== QUOTED TEXT ==
There are enough other reasons for these mechanisms to exist.
They are costly to implement and nobody did this lightly.

Consider that Posix lets you install signal handlers,
for a process with sigaction. Is there a way to do it per thread?
Clearly what Posix calls a "signal", Windows calls an "exception".
So why dows Windows call them called "structured" exceptions, vs just plain "exceptions"?

"SEH" structured exception handling has become imbued with very negative connoations,
because you can catch access violations, and this causes bugs, security bugs.

However, it is simply a reasonable general purpose mechanism, and underlies C++ exceptions and C# exceptions. Don't fault it for providing a bit more functionality than most people want.
If this functionality was not provided here, and anybody wanted it, they would be hard pressed
to get their job done well. And there are cases where it is crucial that I might cover later.
The operating system's job is to provide very general purpose mechanisms that most people
never use to their full functionality, aiming to provide the union of everyone's needs.
Satisfying everyone is a big feature set.


Anyway, I believe what "structured" means is in fact:
  Instead of calling a function to set or unset a thread's or process's handler,
  "structured" exception handlers are established/unestablished very efficiently by
  virtue of static lexical scoping and dynamic scope i.e. stack walking.
  "structured" means almost the same thing as "scoped".


Consider:

void f1();

void f2()
{
  __try
  {
     f1();
     __try
     {
         f1();
     }
     __except(...)
     {
     }
  }
  __except(...)
  {
     ...
  }
}

void f1()
{
  __try
  {
     ... ;
  }
  __except(...)
  {
     ...
  }
}

What would this look like using Posix signals?
Every enter and exit of a __try, and rougly, every exit of an __except,
would require an expensive call to establish or unestablish a handler.

Assuming there is a way to do it per-thread.
Absent that, you would establish a handler per process that you communicate
with somehow so it can determine lexical scope and walk the stack for dynamic scope.
Maybe via thread locals, maybe optimized "thread local storage", which is a far cry
efficiency-wise from how Windows achieves this.

On Windows, the cost of entering and exiting a __try is very small
on 32bit x86, and essentially zero on all other architectures.
The costs on the other architectures is generate some cold data on the side
at compile/link time, and *perhaps*, but perhaps not, some compiler optimization
inhibitions.

On non-x86 platforms, communication of lexical scope is achieved by mapping
the instruction pointer (or relative virtual address within a module) to static data.

Dynamic scope is achieved by having an ABI that ensure the stack is always efficiently
walkable, again, without severely or at all compromising code quality.

== DIRECTION ==
Decide whether each statement agrees with the post on structured exception handling above, answering yes or no and quoting the post's deciding words. (a) On Windows, entering and exiting a __try costs essentially nothing on 32-bit x86. (b) Structured exception handling underlies C++ exceptions and C# exceptions. (c) On non-x86 platforms, lexical scope is communicated by mapping the instruction pointer to static data.

== DATASET CONTENT ==
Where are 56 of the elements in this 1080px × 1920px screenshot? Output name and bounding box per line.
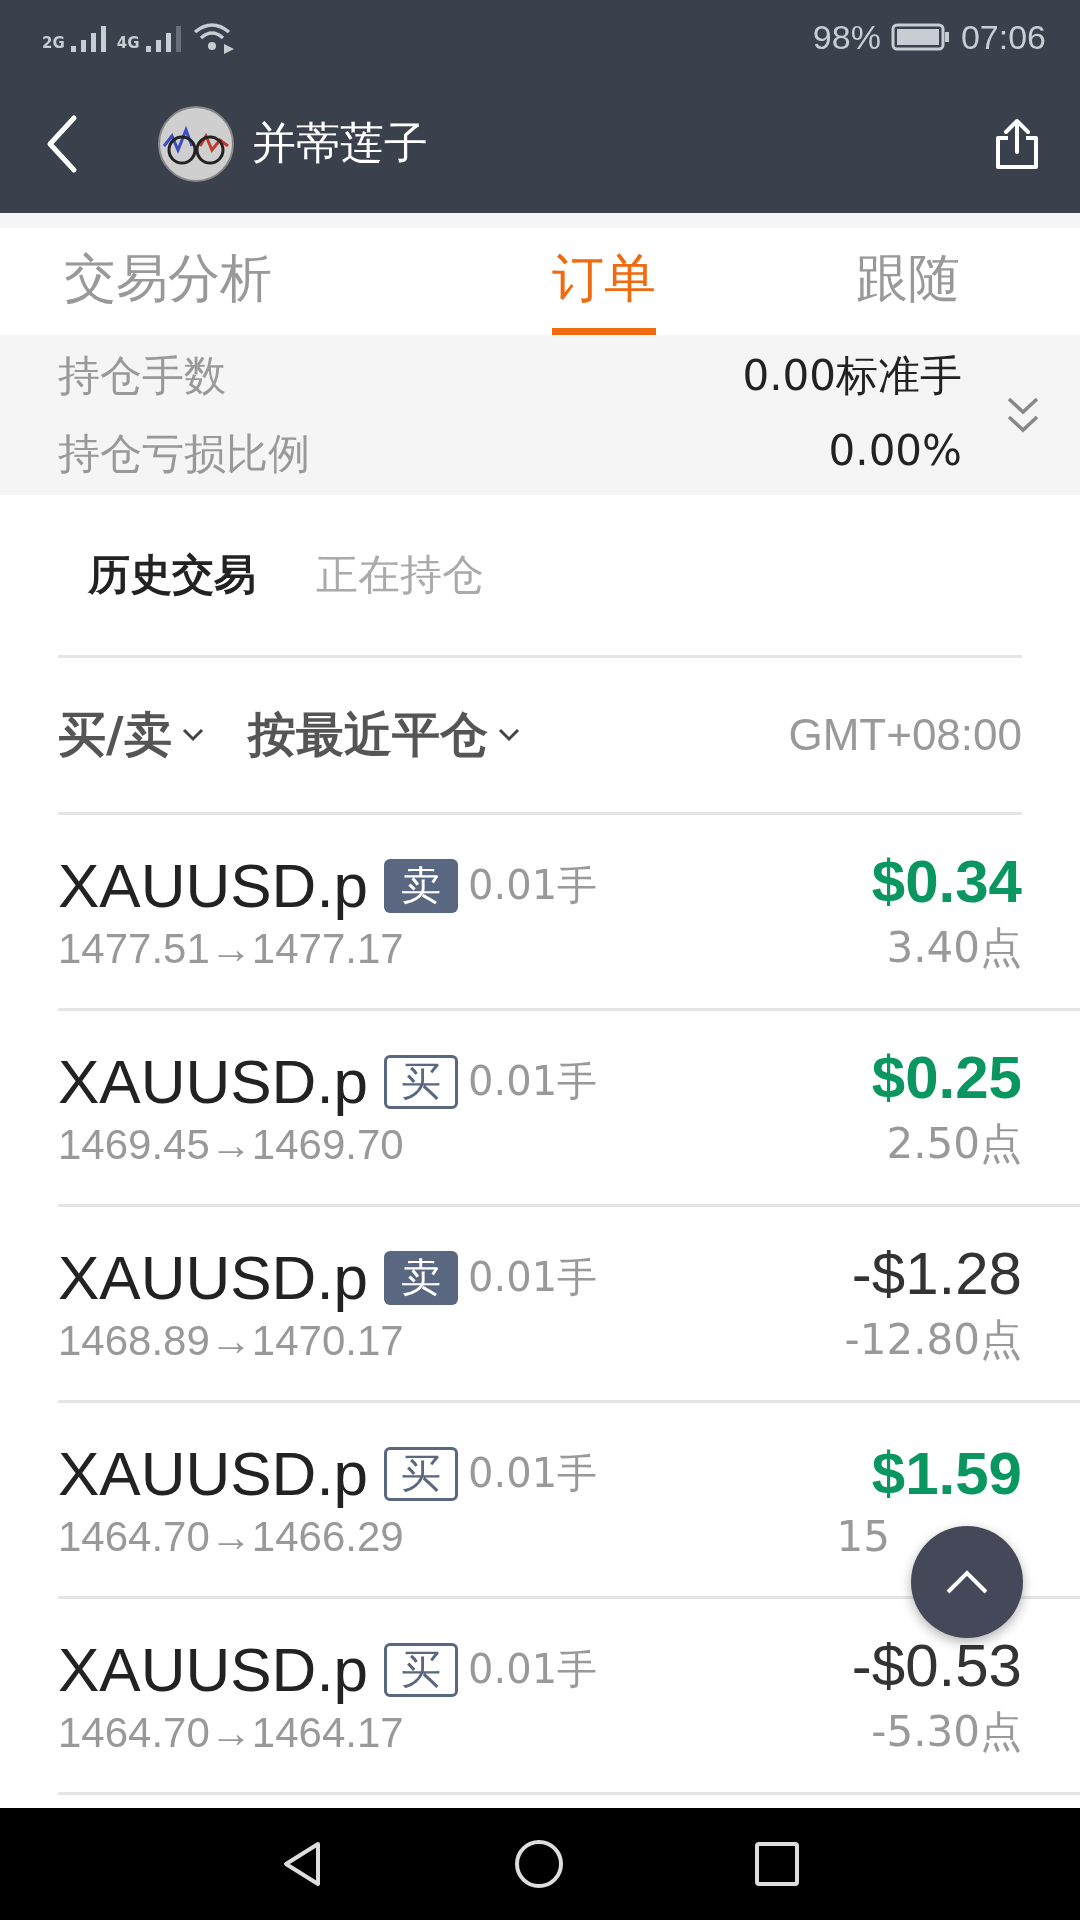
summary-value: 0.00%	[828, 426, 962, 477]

== WORKED SOLUTION ==
(a) No: "the cost of entering and exiting a __try is very small on 32bit x86, and essentially zero on all other architectures."
(b) Yes: "underlies C++ exceptions and C# exceptions."
(c) Yes: "communication of lexical scope is achieved by mapping the instruction pointer (or relative virtual address within a module) to static data."